* Written exercise
Reproduce the passage of the ranch manager story beginning with "The owner came" and continuing through "enterprise gross margins.", character for character.

* Reading text
The two “managers” were managers in title only. They were really ranch hands … very well-paid ranch hands. With salary and bonus, each was paid $70,000/year before benefits. (What the bonus was for no one could remember. But the owner feared if she withheld the bonus the employees would see it as a pay cut.)

The owner came to the Ranching For Profit School in desperation and left with hope. That hope turned into frustration when the managers resisted the changes she wanted to make. Their resistance was predictable. They had a sweet deal and, based on the track record of threats with no consequences, it was natural for them to think that there’d be no follow through.

Not one to give up, the owner brought her two managers to the school and attended for a second time herself. I remember the managers because they sat through most of the week with their arms crossed. They seemed to see every new idea as a threat. They had no interest in learning stock flow planning or projecting enterprise gross margins.

The owner joined Executive Link (EL). After explaining the situation to her board, she was advised to fire her managers and hire a real manager. She was afraid to let her guys go, asking, “What if I can’t find anyone better?”

Her EL board pointed out that, if she eliminated the cost of her two employees and let someone graze the ranch for free, she’d lose less money than she was currently losing. With this as the worst-case scenario, she fired her guys. Within a couple of months, she hired a young man who didn’t have much in the way of managerial credentials but had outstanding character references and a reputation as a go-getter.

She and her new manager attended the next RFP school and they crafted a plan to turn things around. As the manager put it, “We made million-dollar changes.” Within two years they’d turned the >$200,000 economic loss into a >$200,000 economic profit!

Here’s the rest of the story:

As soon as the ranch started to make money other family members wanted their share. Owners started to fight and threaten one another. A few years later, still unable to agree, they sold the ranch.

As you might guess, the manager had no trouble landing a position on another ranch. He helped turn it from a money pit into a profitable business too. He started there with a salary of about $90,000 (before benefits). He called me about a year ago because he was about to renegotiate his contract. He wanted to know what other competent managers in his area were getting paid. That was a hard question to answer because there aren’t very many competent ranch managers from which we can draw meaningful comparisons. Most of the people we call ranch managers don’t manage. They don’t budget. They don’t plan. They don’t empower employees or know how to hold them accountable. In short, they don’t do managerial work, they don’t produce managerial results and they aren’t paid managerial wages.

Of course, there are unique aspects to this, as there are with any story. But there are lessons here from which we can all benefit:

  1. You won’t make big changes successfully if you don’t have buy in from EVERYONE on your team.
  2. Every business needs a clear definition of its mission. All owners must be in agreement on the mission. The mission must include a statement of owner value in enough detail so that owner value can be quantified and measured. Without that, monetary success may be short-lived.
  3. Calling someone a manager doesn’t make them a manager.
  4. The financial rewards for competent management in ranching are similar to the compensation paid to competent managers in other professions … and make no mistake, competent managers think of ranching as a profession.

* Dataset content
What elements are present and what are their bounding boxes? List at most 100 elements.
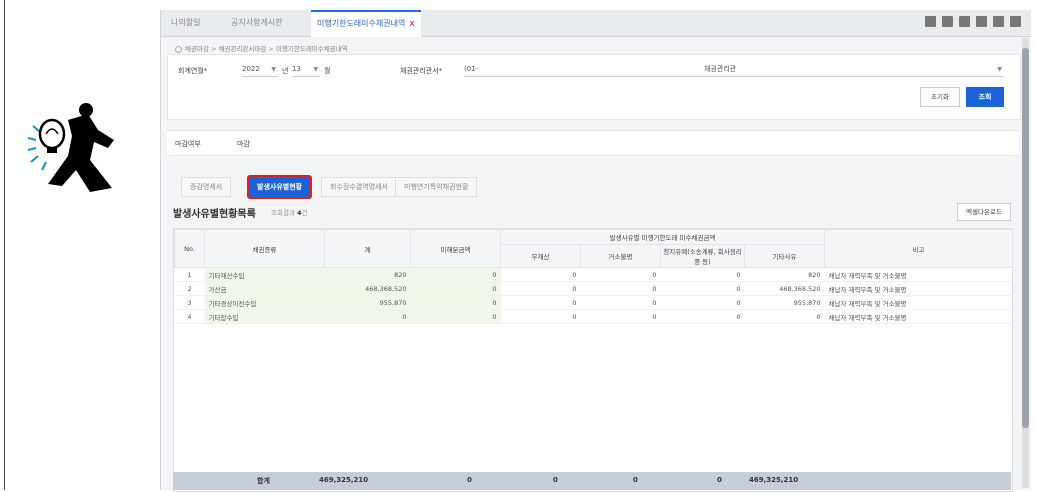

* Solution below
The owner came to the Ranching For Profit School in desperation and left with hope. That hope turned into frustration when the managers resisted the changes she wanted to make. Their resistance was predictable. They had a sweet deal and, based on the track record of threats with no consequences, it was natural for them to think that there’d be no follow through.

Not one to give up, the owner brought her two managers to the school and attended for a second time herself. I remember the managers because they sat through most of the week with their arms crossed. They seemed to see every new idea as a threat. They had no interest in learning stock flow planning or projecting enterprise gross margins.